§ **Task to carry out**:
Transcribe the entries below exactly; leave every image out.

Collection entries:
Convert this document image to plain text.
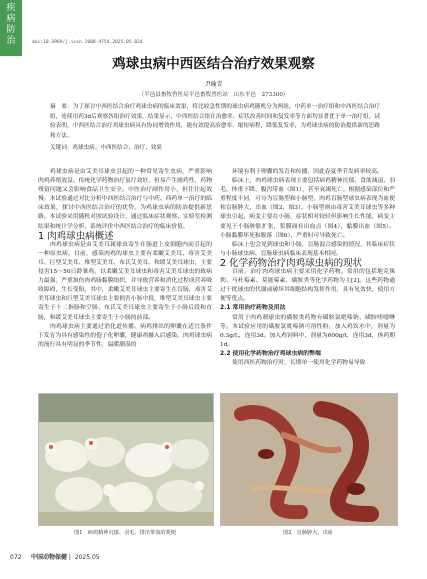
疾
病
防
治	doi:10.3969/j.issn.1008-4754.2025.05.024
鸡球虫病中西医结合治疗效果观察
尹瑜青
（平邑县畜牧兽医局平邑畜牧兽医站　山东平邑　273300）
摘　要：为了探讨中西医结合治疗鸡球虫病的临床效果，将比较急性期的球虫病鸡随机分为两组，中药单一治疗组和中西医结合治疗组，连续用药3d后观察各组治疗效果。结果显示，中西医结合组在治愈率、症状改善时间和复发率等方面均显著优于单一治疗组。试验表明，中西医结合治疗鸡球虫病具有协同增效作用，能有效提高治愈率、缩短病程，降低复发率，为鸡球虫病的防治提供新的思路和方法。
关键词：鸡球虫病；中西医结合；治疗；效果

鸡球虫病是由艾美耳球虫引起的一种常见寄生虫病，严重影响肉鸡养殖效益。传统化学药物治疗虽疗效好，但易产生耐药性，药物残留问题又会影响食品卫生安全。中医治疗副作用小，但往往起效慢。本试验通过对比分析中西医结合治疗与中药、西药单一治疗的临床效果，探讨中西医结合治疗的优势，为鸡球虫病的防治提供新思路。本试验采用随机对照试验设计，通过临床症状观察、实验室检测结果和统计学分析，系统评价中西医结合治疗的临床价值。

1 肉鸡球虫病概述

肉鸡球虫病是由艾美耳属球虫寄生在肠道上皮细胞内而引起的一种原虫病，目前，感染肉鸡的球虫主要有柔嫩艾美耳、毒害艾美耳、巨型艾美耳、堆型艾美耳、布氏艾美耳、和缓艾美耳球虫，主要侵害15～50日龄雏鸡。以柔嫩艾美耳球虫和毒害艾美耳球虫的致病力最强，严重损伤肉鸡肠黏膜组织，并导致营养和消化过程成营养吸收障碍，生长受阻，其中，柔嫩艾美耳球虫主要寄生在盲肠，毒害艾美耳球虫和巨型艾美耳球虫主要损害小肠中段，堆型艾美耳球虫主要寄生于十二指肠和空肠，布氏艾美耳球虫主要寄生于小肠后段和直肠，和缓艾美耳球虫主要寄生于小肠的前部。

肉鸡球虫病主要通过消化道传播。病鸡排出的卵囊在适宜条件下发育为具有感染性的孢子化卵囊，健康鸡摄入后感染。肉鸡球虫病的流行具有明显的季节性，温暖潮湿的

环境有利于卵囊的发育和传播，因此春夏季节发病率较高。

临床上，肉鸡球虫病表现主要包括病鸡精神沉郁、食欲减退、羽毛、体重下降、腹泻带血（图1），甚至衰竭死亡。根据感染部位和严重程度不同，可分为盲肠型和小肠型。肉鸡盲肠型球虫病表现为血便和盲肠肿大、出血（图2、图3）。小肠型则由毒害艾美耳球虫等多种球虫引起，病变主要在小肠，症状相对较轻但影响生长性能，病变主要见于小肠肿胀扩张，浆膜面有出血点（图4），黏膜出血（图5）。小肠黏膜坏死和脱落（图6），严重时可导致死亡。

临床上也会见到球虫和小肠，盲肠混合感染的情况，其临床症状与小肠球虫病、盲肠球虫病临床表现基本相同。

2 化学药物治疗肉鸡球虫病的现状

目前，治疗肉鸡球虫病主要采用化学药物。常用的包括地克珠利、马杜霉素、莫能霉素、磺胺类等化学药物为主[2]。这些药物通过干扰球虫的代谢或破坏其细胞结构发挥作用，具有见效快、使用方便等优点。

2.1 常用治疗药物及用法

常用于肉鸡刺球虫的磺胺类药物有磺胺氯吡嗪钠、磺胺喹噁啉等。本试验应用的磺胺氯吡嗪钠可溶性粉，加入鸡饮水中，剂量为0.3g/L，连用3d。加入鸡饲料中，剂量为600g/t，连用3d，休药期1d。

2.2 使用化学药物治疗鸡球虫病的弊端

使用西医药物治疗时，长期单一使用化学药物易导致

图1　病鸡精神沉郁、羽毛、排出带血的粪便	图2　盲肠肿大、出血
072 中国动物保健 |  2025.05
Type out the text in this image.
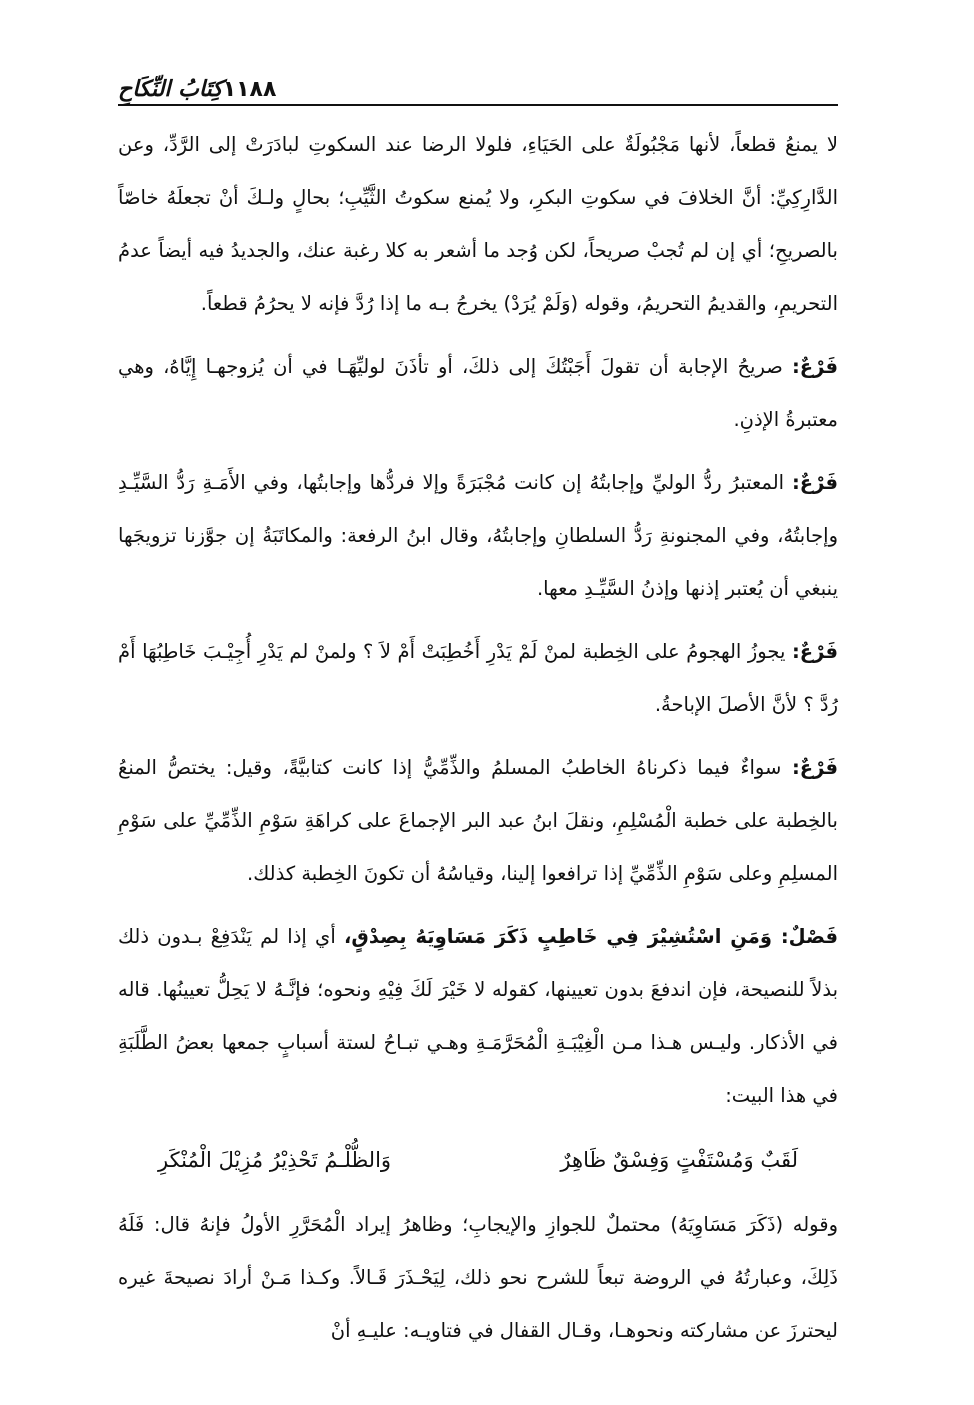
كِتَابُ النِّكَاحِ ١١٨٨

لا يمنعُ قطعاً، لأنها مَجْبُولَةٌ على الحَيَاءِ، فلولا الرضا عند السكوتِ لبادَرَتْ إلى الرَّدِّ، وعن الدَّارِكِيِّ: أنَّ الخلافَ في سكوتِ البكرِ، ولا يُمنع سكوتُ الثَّيِّبِ؛ بحالٍ ولـكَ أنْ تجعلَهُ خاصّاً بالصريحِ؛ أي إن لم تُجبْ صريحاً، لكن وُجد ما أشعر به كلا رغبة عنك، والجديدُ فيه أيضاً عدمُ التحريمِ، والقديمُ التحريمُ، وقوله (وَلَمْ يُرَدْ) يخرجُ بـه ما إذا رُدَّ فإنه لا يحرُمُ قطعاً.

فَرْعٌ: صريحُ الإجابة أن تقولَ أَجَبْتُكَ إلى ذلكَ، أو تأذَنَ لوليِّهَـا في أن يُزوجهـا إِيَّاهُ، وهي معتبرةُ الإذنِ.

فَرْعٌ: المعتبرُ ردُّ الوليِّ وإجابتُهُ إن كانت مُجْبَرَةً وإلا فردُّها وإجابتُها، وفي الأَمَـةِ رَدُّ السَّيِّـدِ وإجابتُهُ، وفي المجنونةِ رَدُّ السلطانِ وإجابتُهُ، وقال ابنُ الرفعة: والمكاتَبَةُ إن جوَّزنا تزويجَها ينبغي أن يُعتبر إذنها وإذنُ السَّيِّـدِ معها.

فَرْعٌ: يجوزُ الهجومُ على الخِطبة لمنْ لَمْ يَدْرِ أَخُطِبَتْ أَمْ لاَ ؟ ولمنْ لم يَدْرِ أُجِيْـبَ خَاطِبُهَا أَمْ رُدَّ ؟ لأنَّ الأصلَ الإباحةُ.

فَرْعٌ: سواءٌ فيما ذكرناهُ الخاطبُ المسلمُ والذِّمِّيُّ إذا كانت كتابيَّةً، وقيل: يختصُّ المنعُ بالخِطبة على خطبة الْمُسْلِمِ، ونقلَ ابنُ عبد البر الإجماعَ على كراهَةِ سَوْمِ الذِّمِّيِّ على سَوْمِ المسلِمِ وعلى سَوْمِ الذِّمِّيِّ إذا ترافعوا إلينا، وقياسُهُ أن تكونَ الخِطبة كذلك.

فَصْلٌ: وَمَنِ اسْتُشِيْرَ فِي خَاطِبٍ ذَكَرَ مَسَاوِيَهُ بِصِدْقٍ، أي إذا لم يَنْدَفِعْ بـدون ذلك بذلاً للنصيحة، فإن اندفعَ بدون تعيينها، كقوله لا خَيْرَ لَكَ فِيْهِ ونحوه؛ فإنَّـهُ لا يَحِلُّ تعيينُها. قاله في الأذكار. وليـس هـذا مـن الْغِيْبَـةِ الْمُحَرَّمَـةِ وهـي تبـاحُ لستة أسبابٍ جمعها بعضُ الطَّلَبَةِ في هذا البيت:

لَقَبٌ وَمُسْتَفْتٍ وَفِسْقٌ ظَاهِرٌ
وَالظُّلْـمُ تَحْذِيْرُ مُزِيْلَ الْمُنْكَرِ

وقوله (ذَكَرَ مَسَاوِيَهُ) محتملٌ للجوازِ والإيجابِ؛ وظاهرُ إيراد الْمُحَرَّرِ الأولُ فإنهُ قال: فَلَهُ ذَلِكَ، وعبارتُهُ في الروضة تبعاً للشرح نحو ذلك، لِيَحْـذَرَ قَـالاً. وكـذا مَـنْ أرادَ نصيحةَ غيره ليحترزَ عن مشاركته ونحوهـا، وقـال القفال في فتاويـه: عليـهِ أنْ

§ **Right answer**:
Convert this document image to plain text.
疾
病
防
治	doi:10.3969/j.issn.1008-4754.2025.05.024
鸡球虫病中西医结合治疗效果观察
尹瑜青
（平邑县畜牧兽医局平邑畜牧兽医站　山东平邑　273300）
摘　要：为了探讨中西医结合治疗鸡球虫病的临床效果，将比较急性期的球虫病鸡随机分为两组，中药单一治疗组和中西医结合治疗组，连续用药3d后观察各组治疗效果。结果显示，中西医结合组在治愈率、症状改善时间和复发率等方面均显著优于单一治疗组。试验表明，中西医结合治疗鸡球虫病具有协同增效作用，能有效提高治愈率、缩短病程，降低复发率，为鸡球虫病的防治提供新的思路和方法。
关键词：鸡球虫病；中西医结合；治疗；效果

鸡球虫病是由艾美耳球虫引起的一种常见寄生虫病，严重影响肉鸡养殖效益。传统化学药物治疗虽疗效好，但易产生耐药性，药物残留问题又会影响食品卫生安全。中医治疗副作用小，但往往起效慢。本试验通过对比分析中西医结合治疗与中药、西药单一治疗的临床效果，探讨中西医结合治疗的优势，为鸡球虫病的防治提供新思路。本试验采用随机对照试验设计，通过临床症状观察、实验室检测结果和统计学分析，系统评价中西医结合治疗的临床价值。

1 肉鸡球虫病概述

肉鸡球虫病是由艾美耳属球虫寄生在肠道上皮细胞内而引起的一种原虫病，目前，感染肉鸡的球虫主要有柔嫩艾美耳、毒害艾美耳、巨型艾美耳、堆型艾美耳、布氏艾美耳、和缓艾美耳球虫，主要侵害15～50日龄雏鸡。以柔嫩艾美耳球虫和毒害艾美耳球虫的致病力最强，严重损伤肉鸡肠黏膜组织，并导致营养和消化过程成营养吸收障碍，生长受阻，其中，柔嫩艾美耳球虫主要寄生在盲肠，毒害艾美耳球虫和巨型艾美耳球虫主要损害小肠中段，堆型艾美耳球虫主要寄生于十二指肠和空肠，布氏艾美耳球虫主要寄生于小肠后段和直肠，和缓艾美耳球虫主要寄生于小肠的前部。

肉鸡球虫病主要通过消化道传播。病鸡排出的卵囊在适宜条件下发育为具有感染性的孢子化卵囊，健康鸡摄入后感染。肉鸡球虫病的流行具有明显的季节性，温暖潮湿的

环境有利于卵囊的发育和传播，因此春夏季节发病率较高。

临床上，肉鸡球虫病表现主要包括病鸡精神沉郁、食欲减退、羽毛、体重下降、腹泻带血（图1），甚至衰竭死亡。根据感染部位和严重程度不同，可分为盲肠型和小肠型。肉鸡盲肠型球虫病表现为血便和盲肠肿大、出血（图2、图3）。小肠型则由毒害艾美耳球虫等多种球虫引起，病变主要在小肠，症状相对较轻但影响生长性能，病变主要见于小肠肿胀扩张，浆膜面有出血点（图4），黏膜出血（图5）。小肠黏膜坏死和脱落（图6），严重时可导致死亡。

临床上也会见到球虫和小肠，盲肠混合感染的情况，其临床症状与小肠球虫病、盲肠球虫病临床表现基本相同。

2 化学药物治疗肉鸡球虫病的现状

目前，治疗肉鸡球虫病主要采用化学药物。常用的包括地克珠利、马杜霉素、莫能霉素、磺胺类等化学药物为主[2]。这些药物通过干扰球虫的代谢或破坏其细胞结构发挥作用，具有见效快、使用方便等优点。

2.1 常用治疗药物及用法

常用于肉鸡刺球虫的磺胺类药物有磺胺氯吡嗪钠、磺胺喹噁啉等。本试验应用的磺胺氯吡嗪钠可溶性粉，加入鸡饮水中，剂量为0.3g/L，连用3d。加入鸡饲料中，剂量为600g/t，连用3d，休药期1d。

2.2 使用化学药物治疗鸡球虫病的弊端

使用西医药物治疗时，长期单一使用化学药物易导致

图1　病鸡精神沉郁、羽毛、排出带血的粪便	图2　盲肠肿大、出血
072 中国动物保健 |  2025.05
Type out the text in this image.
كِتَابُ النِّكَاحِ ١١٨٨

لا يمنعُ قطعاً، لأنها مَجْبُولَةٌ على الحَيَاءِ، فلولا الرضا عند السكوتِ لبادَرَتْ إلى الرَّدِّ، وعن الدَّارِكِيِّ: أنَّ الخلافَ في سكوتِ البكرِ، ولا يُمنع سكوتُ الثَّيِّبِ؛ بحالٍ ولـكَ أنْ تجعلَهُ خاصّاً بالصريحِ؛ أي إن لم تُجبْ صريحاً، لكن وُجد ما أشعر به كلا رغبة عنك، والجديدُ فيه أيضاً عدمُ التحريمِ، والقديمُ التحريمُ، وقوله (وَلَمْ يُرَدْ) يخرجُ بـه ما إذا رُدَّ فإنه لا يحرُمُ قطعاً.

فَرْعٌ: صريحُ الإجابة أن تقولَ أَجَبْتُكَ إلى ذلكَ، أو تأذَنَ لوليِّهَـا في أن يُزوجهـا إِيَّاهُ، وهي معتبرةُ الإذنِ.

فَرْعٌ: المعتبرُ ردُّ الوليِّ وإجابتُهُ إن كانت مُجْبَرَةً وإلا فردُّها وإجابتُها، وفي الأَمَـةِ رَدُّ السَّيِّـدِ وإجابتُهُ، وفي المجنونةِ رَدُّ السلطانِ وإجابتُهُ، وقال ابنُ الرفعة: والمكاتَبَةُ إن جوَّزنا تزويجَها ينبغي أن يُعتبر إذنها وإذنُ السَّيِّـدِ معها.

فَرْعٌ: يجوزُ الهجومُ على الخِطبة لمنْ لَمْ يَدْرِ أَخُطِبَتْ أَمْ لاَ ؟ ولمنْ لم يَدْرِ أُجِيْـبَ خَاطِبُهَا أَمْ رُدَّ ؟ لأنَّ الأصلَ الإباحةُ.

فَرْعٌ: سواءٌ فيما ذكرناهُ الخاطبُ المسلمُ والذِّمِّيُّ إذا كانت كتابيَّةً، وقيل: يختصُّ المنعُ بالخِطبة على خطبة الْمُسْلِمِ، ونقلَ ابنُ عبد البر الإجماعَ على كراهَةِ سَوْمِ الذِّمِّيِّ على سَوْمِ المسلِمِ وعلى سَوْمِ الذِّمِّيِّ إذا ترافعوا إلينا، وقياسُهُ أن تكونَ الخِطبة كذلك.

فَصْلٌ: وَمَنِ اسْتُشِيْرَ فِي خَاطِبٍ ذَكَرَ مَسَاوِيَهُ بِصِدْقٍ، أي إذا لم يَنْدَفِعْ بـدون ذلك بذلاً للنصيحة، فإن اندفعَ بدون تعيينها، كقوله لا خَيْرَ لَكَ فِيْهِ ونحوه؛ فإنَّـهُ لا يَحِلُّ تعيينُها. قاله في الأذكار. وليـس هـذا مـن الْغِيْبَـةِ الْمُحَرَّمَـةِ وهـي تبـاحُ لستة أسبابٍ جمعها بعضُ الطَّلَبَةِ في هذا البيت:

لَقَبٌ وَمُسْتَفْتٍ وَفِسْقٌ ظَاهِرٌ
وَالظُّلْـمُ تَحْذِيْرُ مُزِيْلَ الْمُنْكَرِ

وقوله (ذَكَرَ مَسَاوِيَهُ) محتملٌ للجوازِ والإيجابِ؛ وظاهرُ إيراد الْمُحَرَّرِ الأولُ فإنهُ قال: فَلَهُ ذَلِكَ، وعبارتُهُ في الروضة تبعاً للشرح نحو ذلك، لِيَحْـذَرَ قَـالاً. وكـذا مَـنْ أرادَ نصيحةَ غيره ليحترزَ عن مشاركته ونحوهـا، وقـال القفال في فتاويـه: عليـهِ أنْ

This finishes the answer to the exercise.